• _DATA FOR PROCESSING_
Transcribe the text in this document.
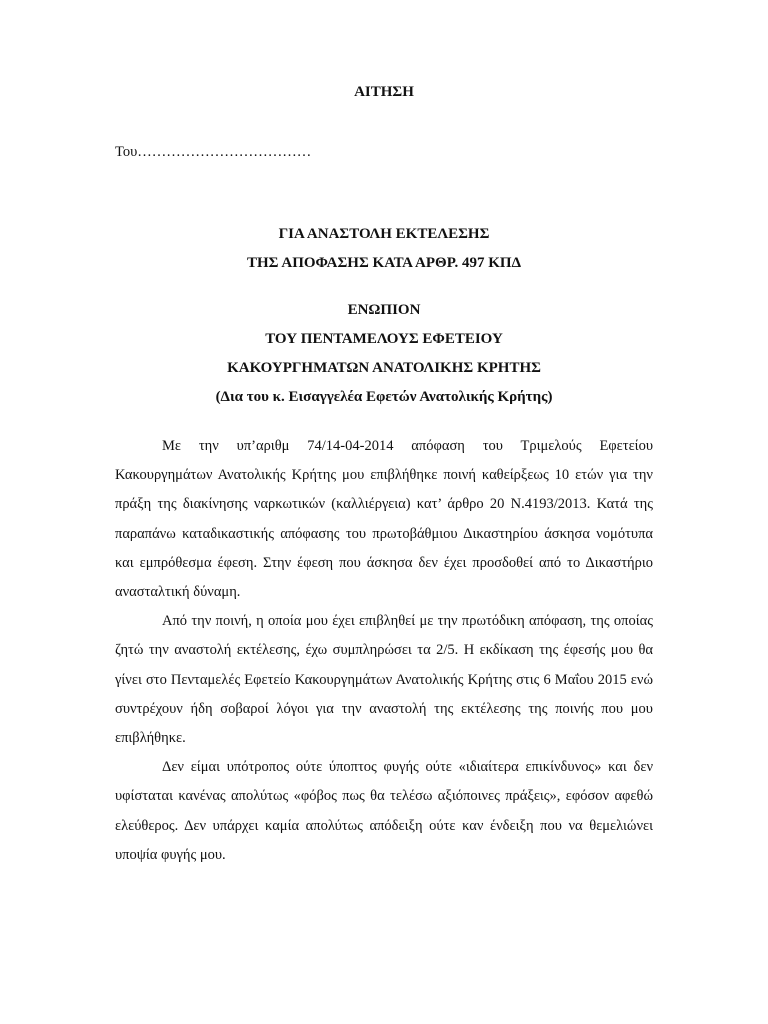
ΑΙΤΗΣΗ
Του………………………………
ΓΙΑ ΑΝΑΣΤΟΛΗ ΕΚΤΕΛΕΣΗΣ
ΤΗΣ ΑΠΟΦΑΣΗΣ ΚΑΤΑ ΑΡΘΡ. 497 ΚΠΔ
ΕΝΩΠΙΟΝ
ΤΟΥ ΠΕΝΤΑΜΕΛΟΥΣ ΕΦΕΤΕΙΟΥ
ΚΑΚΟΥΡΓΗΜΑΤΩΝ ΑΝΑΤΟΛΙΚΗΣ ΚΡΗΤΗΣ
(Δια του κ. Εισαγγελέα Εφετών Ανατολικής Κρήτης)

Με την υπ’αριθμ 74/14-04-2014 απόφαση του Τριμελούς Εφετείου Κακουργημάτων Ανατολικής Κρήτης μου επιβλήθηκε ποινή καθείρξεως 10 ετών για την πράξη της διακίνησης ναρκωτικών (καλλιέργεια) κατ’ άρθρο 20 Ν.4193/2013. Κατά της παραπάνω καταδικαστικής απόφασης του πρωτοβάθμιου Δικαστηρίου άσκησα νομότυπα και εμπρόθεσμα έφεση. Στην έφεση που άσκησα δεν έχει προσδοθεί από το Δικαστήριο ανασταλτική δύναμη.

Από την ποινή, η οποία μου έχει επιβληθεί με την πρωτόδικη απόφαση, της οποίας ζητώ την αναστολή εκτέλεσης, έχω συμπληρώσει τα 2/5. Η εκδίκαση της έφεσής μου θα γίνει στο Πενταμελές Εφετείο Κακουργημάτων Ανατολικής Κρήτης στις 6 Μαΐου 2015 ενώ συντρέχουν ήδη σοβαροί λόγοι για την αναστολή της εκτέλεσης της ποινής που μου επιβλήθηκε.

Δεν είμαι υπότροπος ούτε ύποπτος φυγής ούτε «ιδιαίτερα επικίνδυνος» και δεν υφίσταται κανένας απολύτως «φόβος πως θα τελέσω αξιόποινες πράξεις», εφόσον αφεθώ ελεύθερος. Δεν υπάρχει καμία απολύτως απόδειξη ούτε καν ένδειξη που να θεμελιώνει υποψία φυγής μου.
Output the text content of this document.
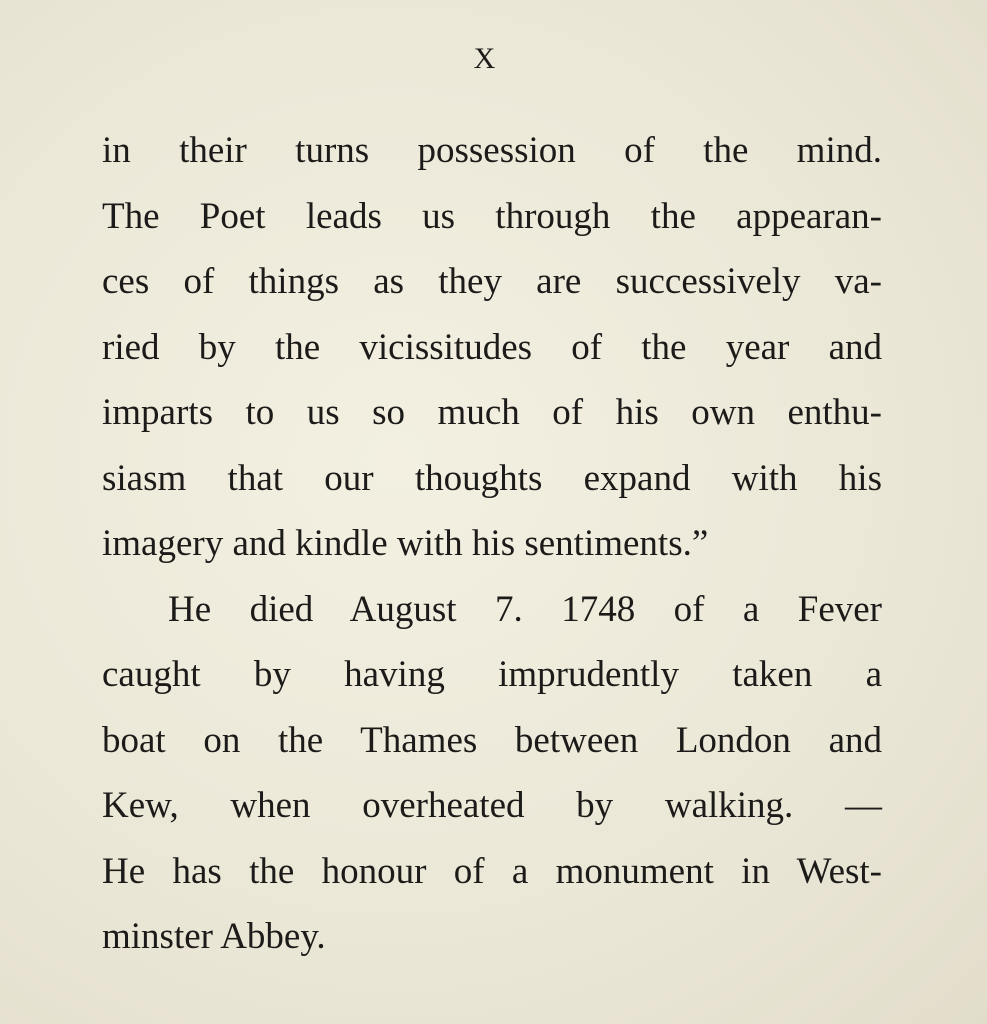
X
in their turns possession of the mind.
The Poet leads us through the appearan-
ces of things as they are successively va-
ried by the vicissitudes of the year and
imparts to us so much of his own enthu-
siasm that our thoughts expand with his
imagery and kindle with his sentiments.”
He died August 7. 1748 of a Fever
caught by having imprudently taken a
boat on the Thames between London and
Kew, when overheated by walking. —
He has the honour of a monument in West-
minster Abbey.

• _YOUR INSTRUCTIONS_
Copy every line of the data exactly as written, excluding the pictures.

• _THE OUTPUT_
Transcribe the text in this document.
ΑΙΤΗΣΗ
Του………………………………
ΓΙΑ ΑΝΑΣΤΟΛΗ ΕΚΤΕΛΕΣΗΣ
ΤΗΣ ΑΠΟΦΑΣΗΣ ΚΑΤΑ ΑΡΘΡ. 497 ΚΠΔ
ΕΝΩΠΙΟΝ
ΤΟΥ ΠΕΝΤΑΜΕΛΟΥΣ ΕΦΕΤΕΙΟΥ
ΚΑΚΟΥΡΓΗΜΑΤΩΝ ΑΝΑΤΟΛΙΚΗΣ ΚΡΗΤΗΣ
(Δια του κ. Εισαγγελέα Εφετών Ανατολικής Κρήτης)

Με την υπ’αριθμ 74/14-04-2014 απόφαση του Τριμελούς Εφετείου Κακουργημάτων Ανατολικής Κρήτης μου επιβλήθηκε ποινή καθείρξεως 10 ετών για την πράξη της διακίνησης ναρκωτικών (καλλιέργεια) κατ’ άρθρο 20 Ν.4193/2013. Κατά της παραπάνω καταδικαστικής απόφασης του πρωτοβάθμιου Δικαστηρίου άσκησα νομότυπα και εμπρόθεσμα έφεση. Στην έφεση που άσκησα δεν έχει προσδοθεί από το Δικαστήριο ανασταλτική δύναμη.

Από την ποινή, η οποία μου έχει επιβληθεί με την πρωτόδικη απόφαση, της οποίας ζητώ την αναστολή εκτέλεσης, έχω συμπληρώσει τα 2/5. Η εκδίκαση της έφεσής μου θα γίνει στο Πενταμελές Εφετείο Κακουργημάτων Ανατολικής Κρήτης στις 6 Μαΐου 2015 ενώ συντρέχουν ήδη σοβαροί λόγοι για την αναστολή της εκτέλεσης της ποινής που μου επιβλήθηκε.

Δεν είμαι υπότροπος ούτε ύποπτος φυγής ούτε «ιδιαίτερα επικίνδυνος» και δεν υφίσταται κανένας απολύτως «φόβος πως θα τελέσω αξιόποινες πράξεις», εφόσον αφεθώ ελεύθερος. Δεν υπάρχει καμία απολύτως απόδειξη ούτε καν ένδειξη που να θεμελιώνει υποψία φυγής μου.
Output the text content of this document.
X
in their turns possession of the mind.
The Poet leads us through the appearan-
ces of things as they are successively va-
ried by the vicissitudes of the year and
imparts to us so much of his own enthu-
siasm that our thoughts expand with his
imagery and kindle with his sentiments.”
He died August 7. 1748 of a Fever
caught by having imprudently taken a
boat on the Thames between London and
Kew, when overheated by walking. —
He has the honour of a monument in West-
minster Abbey.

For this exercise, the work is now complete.